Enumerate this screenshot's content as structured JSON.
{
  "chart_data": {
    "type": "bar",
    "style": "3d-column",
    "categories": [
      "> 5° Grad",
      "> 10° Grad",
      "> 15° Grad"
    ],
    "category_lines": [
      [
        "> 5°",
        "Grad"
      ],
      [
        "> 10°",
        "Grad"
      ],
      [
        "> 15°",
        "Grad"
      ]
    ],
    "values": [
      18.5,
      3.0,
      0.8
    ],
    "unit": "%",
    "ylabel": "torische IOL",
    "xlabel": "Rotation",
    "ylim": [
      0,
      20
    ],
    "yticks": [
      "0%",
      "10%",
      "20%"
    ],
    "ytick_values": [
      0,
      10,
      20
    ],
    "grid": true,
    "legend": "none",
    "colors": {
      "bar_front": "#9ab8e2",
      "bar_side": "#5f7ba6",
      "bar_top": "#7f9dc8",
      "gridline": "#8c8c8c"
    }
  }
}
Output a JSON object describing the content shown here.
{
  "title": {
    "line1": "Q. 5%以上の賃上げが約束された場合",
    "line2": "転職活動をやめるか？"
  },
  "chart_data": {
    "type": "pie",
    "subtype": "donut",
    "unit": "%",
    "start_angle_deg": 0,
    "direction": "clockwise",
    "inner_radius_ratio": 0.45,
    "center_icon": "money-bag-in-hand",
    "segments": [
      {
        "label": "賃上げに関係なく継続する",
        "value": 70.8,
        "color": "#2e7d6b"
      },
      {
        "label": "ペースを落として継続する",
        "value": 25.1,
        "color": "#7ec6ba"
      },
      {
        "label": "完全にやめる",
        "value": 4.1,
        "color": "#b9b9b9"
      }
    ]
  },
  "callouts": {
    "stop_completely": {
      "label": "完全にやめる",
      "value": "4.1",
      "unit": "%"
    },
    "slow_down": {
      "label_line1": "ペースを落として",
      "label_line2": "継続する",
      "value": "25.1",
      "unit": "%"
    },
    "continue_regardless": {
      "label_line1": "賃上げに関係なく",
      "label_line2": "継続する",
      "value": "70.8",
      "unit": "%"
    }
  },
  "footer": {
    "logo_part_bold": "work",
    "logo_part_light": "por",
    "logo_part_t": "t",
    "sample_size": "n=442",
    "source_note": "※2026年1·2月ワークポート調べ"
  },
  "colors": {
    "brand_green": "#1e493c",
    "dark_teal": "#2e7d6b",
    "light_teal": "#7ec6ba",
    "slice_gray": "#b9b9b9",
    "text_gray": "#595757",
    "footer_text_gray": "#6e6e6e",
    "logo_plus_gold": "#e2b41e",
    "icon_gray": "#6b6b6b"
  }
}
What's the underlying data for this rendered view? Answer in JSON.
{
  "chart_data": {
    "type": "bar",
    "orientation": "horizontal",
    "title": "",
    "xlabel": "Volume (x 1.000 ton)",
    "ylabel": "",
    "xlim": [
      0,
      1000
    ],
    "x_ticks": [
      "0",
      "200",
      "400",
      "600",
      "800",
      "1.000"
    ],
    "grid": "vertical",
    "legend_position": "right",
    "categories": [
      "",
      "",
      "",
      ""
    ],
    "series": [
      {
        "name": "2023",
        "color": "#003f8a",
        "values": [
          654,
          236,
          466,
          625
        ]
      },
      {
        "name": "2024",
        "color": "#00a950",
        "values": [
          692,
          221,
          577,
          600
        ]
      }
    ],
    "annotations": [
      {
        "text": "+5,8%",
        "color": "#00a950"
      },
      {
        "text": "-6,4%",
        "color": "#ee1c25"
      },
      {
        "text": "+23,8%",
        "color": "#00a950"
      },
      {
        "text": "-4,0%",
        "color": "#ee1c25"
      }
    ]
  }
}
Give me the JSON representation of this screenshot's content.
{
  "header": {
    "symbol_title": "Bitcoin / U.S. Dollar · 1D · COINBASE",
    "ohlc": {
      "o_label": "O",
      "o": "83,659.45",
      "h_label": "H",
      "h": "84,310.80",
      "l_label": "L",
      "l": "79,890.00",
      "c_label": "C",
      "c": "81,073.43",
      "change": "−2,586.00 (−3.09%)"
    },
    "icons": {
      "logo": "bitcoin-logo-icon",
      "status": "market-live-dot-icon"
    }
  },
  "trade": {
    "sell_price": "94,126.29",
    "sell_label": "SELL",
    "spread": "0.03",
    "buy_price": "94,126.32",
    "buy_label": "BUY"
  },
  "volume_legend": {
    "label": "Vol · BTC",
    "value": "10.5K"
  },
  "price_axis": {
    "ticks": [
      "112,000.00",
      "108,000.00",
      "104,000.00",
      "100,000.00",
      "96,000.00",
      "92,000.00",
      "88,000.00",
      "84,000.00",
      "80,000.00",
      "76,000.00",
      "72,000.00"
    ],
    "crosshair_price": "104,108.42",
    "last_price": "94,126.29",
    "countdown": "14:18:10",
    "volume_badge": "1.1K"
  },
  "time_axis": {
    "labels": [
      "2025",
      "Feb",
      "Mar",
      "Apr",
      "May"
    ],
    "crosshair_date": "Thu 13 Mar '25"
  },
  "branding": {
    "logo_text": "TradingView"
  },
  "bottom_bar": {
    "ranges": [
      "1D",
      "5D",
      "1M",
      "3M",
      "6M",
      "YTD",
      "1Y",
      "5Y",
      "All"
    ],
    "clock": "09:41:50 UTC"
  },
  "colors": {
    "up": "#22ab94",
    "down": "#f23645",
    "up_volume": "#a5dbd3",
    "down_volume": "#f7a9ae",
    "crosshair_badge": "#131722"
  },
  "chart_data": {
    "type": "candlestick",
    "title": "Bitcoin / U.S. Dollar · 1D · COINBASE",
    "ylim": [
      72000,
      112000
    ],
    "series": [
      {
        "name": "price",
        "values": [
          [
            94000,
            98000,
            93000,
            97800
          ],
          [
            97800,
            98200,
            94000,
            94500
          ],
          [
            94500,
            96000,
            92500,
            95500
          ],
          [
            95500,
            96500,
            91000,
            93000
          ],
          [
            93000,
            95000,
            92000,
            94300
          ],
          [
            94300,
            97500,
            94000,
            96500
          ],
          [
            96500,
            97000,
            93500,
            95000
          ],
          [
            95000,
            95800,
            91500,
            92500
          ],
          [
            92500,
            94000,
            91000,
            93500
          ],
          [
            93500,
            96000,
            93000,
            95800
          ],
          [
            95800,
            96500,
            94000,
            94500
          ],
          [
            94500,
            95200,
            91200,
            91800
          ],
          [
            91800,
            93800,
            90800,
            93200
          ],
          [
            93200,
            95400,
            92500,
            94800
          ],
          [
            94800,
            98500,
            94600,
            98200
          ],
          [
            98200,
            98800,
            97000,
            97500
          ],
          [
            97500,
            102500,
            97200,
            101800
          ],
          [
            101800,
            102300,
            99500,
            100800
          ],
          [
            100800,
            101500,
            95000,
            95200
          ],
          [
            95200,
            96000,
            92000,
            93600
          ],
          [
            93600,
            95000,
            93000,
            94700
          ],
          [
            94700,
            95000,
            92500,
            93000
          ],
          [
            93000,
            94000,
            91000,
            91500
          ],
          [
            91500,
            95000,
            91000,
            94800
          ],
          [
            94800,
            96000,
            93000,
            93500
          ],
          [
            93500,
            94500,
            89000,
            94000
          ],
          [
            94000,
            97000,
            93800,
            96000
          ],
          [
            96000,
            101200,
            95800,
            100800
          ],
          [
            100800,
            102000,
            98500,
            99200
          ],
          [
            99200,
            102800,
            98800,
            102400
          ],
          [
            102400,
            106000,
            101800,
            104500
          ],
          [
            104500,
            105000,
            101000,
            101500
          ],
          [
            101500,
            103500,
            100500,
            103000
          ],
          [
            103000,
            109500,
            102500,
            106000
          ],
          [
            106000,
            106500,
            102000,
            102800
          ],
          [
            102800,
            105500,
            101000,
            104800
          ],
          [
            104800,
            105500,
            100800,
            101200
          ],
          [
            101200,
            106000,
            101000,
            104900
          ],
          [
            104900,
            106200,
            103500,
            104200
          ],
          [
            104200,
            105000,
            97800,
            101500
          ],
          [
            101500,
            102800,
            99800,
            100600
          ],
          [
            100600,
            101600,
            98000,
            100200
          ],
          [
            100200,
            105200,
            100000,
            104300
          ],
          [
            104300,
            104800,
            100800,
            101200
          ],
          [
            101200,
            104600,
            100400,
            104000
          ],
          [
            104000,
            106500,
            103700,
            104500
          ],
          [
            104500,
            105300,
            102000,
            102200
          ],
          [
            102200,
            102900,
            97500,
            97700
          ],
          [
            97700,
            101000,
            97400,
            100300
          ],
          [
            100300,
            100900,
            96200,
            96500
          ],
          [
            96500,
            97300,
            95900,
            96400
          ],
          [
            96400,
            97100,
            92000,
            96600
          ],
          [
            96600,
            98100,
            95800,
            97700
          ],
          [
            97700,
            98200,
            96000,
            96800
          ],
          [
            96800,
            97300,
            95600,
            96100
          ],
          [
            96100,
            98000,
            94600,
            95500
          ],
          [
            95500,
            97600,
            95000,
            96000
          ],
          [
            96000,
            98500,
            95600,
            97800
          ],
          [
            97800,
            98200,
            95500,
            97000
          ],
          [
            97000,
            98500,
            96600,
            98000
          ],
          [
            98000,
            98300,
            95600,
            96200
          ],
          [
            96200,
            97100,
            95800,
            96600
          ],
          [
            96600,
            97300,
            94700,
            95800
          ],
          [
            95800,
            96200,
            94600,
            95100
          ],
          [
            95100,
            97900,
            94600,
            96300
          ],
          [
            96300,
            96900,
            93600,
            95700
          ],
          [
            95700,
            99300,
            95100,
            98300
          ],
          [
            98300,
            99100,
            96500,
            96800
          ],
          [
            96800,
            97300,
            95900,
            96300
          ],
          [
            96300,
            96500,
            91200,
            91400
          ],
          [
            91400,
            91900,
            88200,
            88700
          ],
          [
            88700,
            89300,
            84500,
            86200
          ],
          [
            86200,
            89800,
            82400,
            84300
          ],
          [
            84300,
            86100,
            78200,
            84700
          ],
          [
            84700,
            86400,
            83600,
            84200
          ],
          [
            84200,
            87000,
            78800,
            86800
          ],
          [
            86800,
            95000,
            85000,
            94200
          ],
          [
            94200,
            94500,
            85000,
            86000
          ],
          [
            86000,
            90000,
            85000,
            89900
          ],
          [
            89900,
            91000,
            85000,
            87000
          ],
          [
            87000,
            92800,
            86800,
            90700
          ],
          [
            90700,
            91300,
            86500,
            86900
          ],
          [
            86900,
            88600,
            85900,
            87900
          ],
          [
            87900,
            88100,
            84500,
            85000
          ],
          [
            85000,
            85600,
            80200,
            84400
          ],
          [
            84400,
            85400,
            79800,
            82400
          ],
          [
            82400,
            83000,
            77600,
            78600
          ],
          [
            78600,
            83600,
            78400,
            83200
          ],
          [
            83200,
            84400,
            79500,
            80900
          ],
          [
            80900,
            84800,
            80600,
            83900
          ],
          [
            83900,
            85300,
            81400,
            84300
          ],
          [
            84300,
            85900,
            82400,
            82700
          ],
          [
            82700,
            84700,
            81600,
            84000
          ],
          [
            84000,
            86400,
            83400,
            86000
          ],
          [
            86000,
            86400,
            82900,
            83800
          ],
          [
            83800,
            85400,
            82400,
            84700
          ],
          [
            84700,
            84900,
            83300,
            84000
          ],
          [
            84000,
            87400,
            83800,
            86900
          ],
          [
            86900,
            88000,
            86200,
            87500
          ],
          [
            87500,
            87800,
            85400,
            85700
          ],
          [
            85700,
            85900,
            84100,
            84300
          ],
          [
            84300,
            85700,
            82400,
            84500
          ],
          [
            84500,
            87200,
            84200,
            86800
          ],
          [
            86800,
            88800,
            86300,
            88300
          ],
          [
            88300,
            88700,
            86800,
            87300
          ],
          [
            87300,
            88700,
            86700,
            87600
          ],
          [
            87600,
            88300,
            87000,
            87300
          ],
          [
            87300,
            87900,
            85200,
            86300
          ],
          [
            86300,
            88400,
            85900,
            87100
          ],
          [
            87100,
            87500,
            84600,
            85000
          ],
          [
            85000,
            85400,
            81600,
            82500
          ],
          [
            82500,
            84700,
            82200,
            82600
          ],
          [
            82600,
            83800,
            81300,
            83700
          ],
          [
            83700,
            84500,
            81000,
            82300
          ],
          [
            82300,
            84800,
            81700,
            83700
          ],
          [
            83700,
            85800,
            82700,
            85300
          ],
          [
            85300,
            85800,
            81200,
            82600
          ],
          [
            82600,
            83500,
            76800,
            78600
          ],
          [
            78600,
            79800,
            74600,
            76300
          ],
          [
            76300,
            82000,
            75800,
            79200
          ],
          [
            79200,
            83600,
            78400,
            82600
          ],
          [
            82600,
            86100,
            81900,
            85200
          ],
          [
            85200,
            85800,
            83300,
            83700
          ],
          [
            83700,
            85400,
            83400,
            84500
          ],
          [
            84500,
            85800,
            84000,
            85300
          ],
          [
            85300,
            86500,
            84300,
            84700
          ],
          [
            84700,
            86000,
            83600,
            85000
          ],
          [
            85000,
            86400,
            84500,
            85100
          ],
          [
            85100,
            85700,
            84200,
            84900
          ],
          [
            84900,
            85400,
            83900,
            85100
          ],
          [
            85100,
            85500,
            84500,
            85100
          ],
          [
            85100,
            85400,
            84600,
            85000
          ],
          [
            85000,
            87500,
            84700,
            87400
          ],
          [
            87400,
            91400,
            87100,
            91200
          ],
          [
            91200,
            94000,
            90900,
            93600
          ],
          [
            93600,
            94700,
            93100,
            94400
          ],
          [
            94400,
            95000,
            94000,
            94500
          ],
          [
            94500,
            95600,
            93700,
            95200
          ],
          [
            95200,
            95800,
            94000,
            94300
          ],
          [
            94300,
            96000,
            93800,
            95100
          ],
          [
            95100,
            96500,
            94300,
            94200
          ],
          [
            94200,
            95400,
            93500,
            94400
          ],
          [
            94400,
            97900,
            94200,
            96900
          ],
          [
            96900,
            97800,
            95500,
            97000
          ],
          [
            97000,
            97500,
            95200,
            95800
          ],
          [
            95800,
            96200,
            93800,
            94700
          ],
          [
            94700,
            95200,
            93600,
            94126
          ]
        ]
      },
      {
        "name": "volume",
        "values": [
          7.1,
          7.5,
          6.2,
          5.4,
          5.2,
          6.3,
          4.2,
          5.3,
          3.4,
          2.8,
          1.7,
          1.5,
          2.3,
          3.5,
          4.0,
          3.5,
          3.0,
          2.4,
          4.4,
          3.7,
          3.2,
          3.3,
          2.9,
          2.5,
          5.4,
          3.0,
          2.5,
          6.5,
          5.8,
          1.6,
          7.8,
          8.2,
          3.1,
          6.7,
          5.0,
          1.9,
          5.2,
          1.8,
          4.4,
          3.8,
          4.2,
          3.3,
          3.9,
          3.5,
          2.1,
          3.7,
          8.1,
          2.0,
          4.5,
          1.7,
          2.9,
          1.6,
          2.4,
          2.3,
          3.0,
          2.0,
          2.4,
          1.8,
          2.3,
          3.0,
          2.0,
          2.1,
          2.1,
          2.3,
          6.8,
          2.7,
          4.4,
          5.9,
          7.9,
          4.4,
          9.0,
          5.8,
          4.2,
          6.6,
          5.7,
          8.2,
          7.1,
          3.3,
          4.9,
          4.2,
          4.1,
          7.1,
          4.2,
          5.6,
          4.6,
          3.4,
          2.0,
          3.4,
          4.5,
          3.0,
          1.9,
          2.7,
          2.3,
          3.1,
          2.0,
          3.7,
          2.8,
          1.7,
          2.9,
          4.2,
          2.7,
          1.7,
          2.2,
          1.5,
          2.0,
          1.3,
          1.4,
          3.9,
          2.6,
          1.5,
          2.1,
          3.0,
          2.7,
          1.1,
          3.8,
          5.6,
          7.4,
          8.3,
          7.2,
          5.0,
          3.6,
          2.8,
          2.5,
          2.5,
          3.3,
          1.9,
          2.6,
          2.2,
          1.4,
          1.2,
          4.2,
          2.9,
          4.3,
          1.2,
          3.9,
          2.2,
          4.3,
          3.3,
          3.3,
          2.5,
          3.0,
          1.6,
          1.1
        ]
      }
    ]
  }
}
##########
Requirement: Locate the string "content" in the listing above and copy every line where it occurs.

Complete output:
Enumerate this screenshot's content as structured JSON.
Output a JSON object describing the content shown here.
Give me the JSON representation of this screenshot's content.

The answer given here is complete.